- [EXERCISE AIM] Print the entire listing. Each line must match the original exactly.

Extracted records:
===============

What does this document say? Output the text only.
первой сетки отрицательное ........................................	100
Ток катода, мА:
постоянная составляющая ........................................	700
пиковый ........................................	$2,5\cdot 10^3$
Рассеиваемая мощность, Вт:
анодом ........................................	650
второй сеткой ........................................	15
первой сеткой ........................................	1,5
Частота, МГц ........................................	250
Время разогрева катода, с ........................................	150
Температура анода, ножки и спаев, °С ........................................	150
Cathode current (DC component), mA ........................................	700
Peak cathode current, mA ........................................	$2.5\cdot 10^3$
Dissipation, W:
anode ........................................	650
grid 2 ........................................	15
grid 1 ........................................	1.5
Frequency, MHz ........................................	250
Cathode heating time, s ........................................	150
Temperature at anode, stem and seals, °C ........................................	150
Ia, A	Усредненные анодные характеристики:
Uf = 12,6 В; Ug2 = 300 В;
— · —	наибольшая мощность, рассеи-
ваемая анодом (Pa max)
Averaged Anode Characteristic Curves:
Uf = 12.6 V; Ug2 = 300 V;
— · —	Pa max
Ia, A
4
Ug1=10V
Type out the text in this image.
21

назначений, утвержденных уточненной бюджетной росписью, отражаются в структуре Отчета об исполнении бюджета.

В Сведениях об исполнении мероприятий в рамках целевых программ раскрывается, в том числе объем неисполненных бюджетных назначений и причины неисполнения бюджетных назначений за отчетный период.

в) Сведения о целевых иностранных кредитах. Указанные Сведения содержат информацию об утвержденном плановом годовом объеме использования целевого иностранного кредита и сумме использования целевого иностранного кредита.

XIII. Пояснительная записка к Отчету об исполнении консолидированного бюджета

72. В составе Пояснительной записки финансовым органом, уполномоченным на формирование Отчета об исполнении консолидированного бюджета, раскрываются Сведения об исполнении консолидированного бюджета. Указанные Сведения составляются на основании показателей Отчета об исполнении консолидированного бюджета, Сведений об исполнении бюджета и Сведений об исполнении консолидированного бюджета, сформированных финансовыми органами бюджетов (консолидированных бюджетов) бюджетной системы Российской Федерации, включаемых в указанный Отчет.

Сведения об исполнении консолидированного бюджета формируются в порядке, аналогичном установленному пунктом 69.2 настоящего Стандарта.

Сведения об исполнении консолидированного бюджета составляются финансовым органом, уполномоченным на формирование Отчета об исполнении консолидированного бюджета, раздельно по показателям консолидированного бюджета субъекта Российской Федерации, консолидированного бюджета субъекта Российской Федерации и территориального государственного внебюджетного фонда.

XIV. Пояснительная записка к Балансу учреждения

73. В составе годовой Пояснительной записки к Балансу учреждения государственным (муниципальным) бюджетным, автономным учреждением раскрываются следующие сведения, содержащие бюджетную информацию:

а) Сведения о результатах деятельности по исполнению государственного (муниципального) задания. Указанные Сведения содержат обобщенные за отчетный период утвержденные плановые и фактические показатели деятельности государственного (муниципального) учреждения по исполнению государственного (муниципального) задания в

===============

- [EXERCISE RESULT]
What does this document say? Output the text only.
первой сетки отрицательное ........................................	100
Ток катода, мА:
постоянная составляющая ........................................	700
пиковый ........................................	$2,5\cdot 10^3$
Рассеиваемая мощность, Вт:
анодом ........................................	650
второй сеткой ........................................	15
первой сеткой ........................................	1,5
Частота, МГц ........................................	250
Время разогрева катода, с ........................................	150
Температура анода, ножки и спаев, °С ........................................	150
Cathode current (DC component), mA ........................................	700
Peak cathode current, mA ........................................	$2.5\cdot 10^3$
Dissipation, W:
anode ........................................	650
grid 2 ........................................	15
grid 1 ........................................	1.5
Frequency, MHz ........................................	250
Cathode heating time, s ........................................	150
Temperature at anode, stem and seals, °C ........................................	150
Ia, A	Усредненные анодные характеристики:
Uf = 12,6 В; Ug2 = 300 В;
— · —	наибольшая мощность, рассеи-
ваемая анодом (Pa max)
Averaged Anode Characteristic Curves:
Uf = 12.6 V; Ug2 = 300 V;
— · —	Pa max
Ia, A
4
Ug1=10V
Type out the text in this image.
21

назначений, утвержденных уточненной бюджетной росписью, отражаются в структуре Отчета об исполнении бюджета.

В Сведениях об исполнении мероприятий в рамках целевых программ раскрывается, в том числе объем неисполненных бюджетных назначений и причины неисполнения бюджетных назначений за отчетный период.

в) Сведения о целевых иностранных кредитах. Указанные Сведения содержат информацию об утвержденном плановом годовом объеме использования целевого иностранного кредита и сумме использования целевого иностранного кредита.

XIII. Пояснительная записка к Отчету об исполнении консолидированного бюджета

72. В составе Пояснительной записки финансовым органом, уполномоченным на формирование Отчета об исполнении консолидированного бюджета, раскрываются Сведения об исполнении консолидированного бюджета. Указанные Сведения составляются на основании показателей Отчета об исполнении консолидированного бюджета, Сведений об исполнении бюджета и Сведений об исполнении консолидированного бюджета, сформированных финансовыми органами бюджетов (консолидированных бюджетов) бюджетной системы Российской Федерации, включаемых в указанный Отчет.

Сведения об исполнении консолидированного бюджета формируются в порядке, аналогичном установленному пунктом 69.2 настоящего Стандарта.

Сведения об исполнении консолидированного бюджета составляются финансовым органом, уполномоченным на формирование Отчета об исполнении консолидированного бюджета, раздельно по показателям консолидированного бюджета субъекта Российской Федерации, консолидированного бюджета субъекта Российской Федерации и территориального государственного внебюджетного фонда.

XIV. Пояснительная записка к Балансу учреждения

73. В составе годовой Пояснительной записки к Балансу учреждения государственным (муниципальным) бюджетным, автономным учреждением раскрываются следующие сведения, содержащие бюджетную информацию:

а) Сведения о результатах деятельности по исполнению государственного (муниципального) задания. Указанные Сведения содержат обобщенные за отчетный период утвержденные плановые и фактические показатели деятельности государственного (муниципального) учреждения по исполнению государственного (муниципального) задания в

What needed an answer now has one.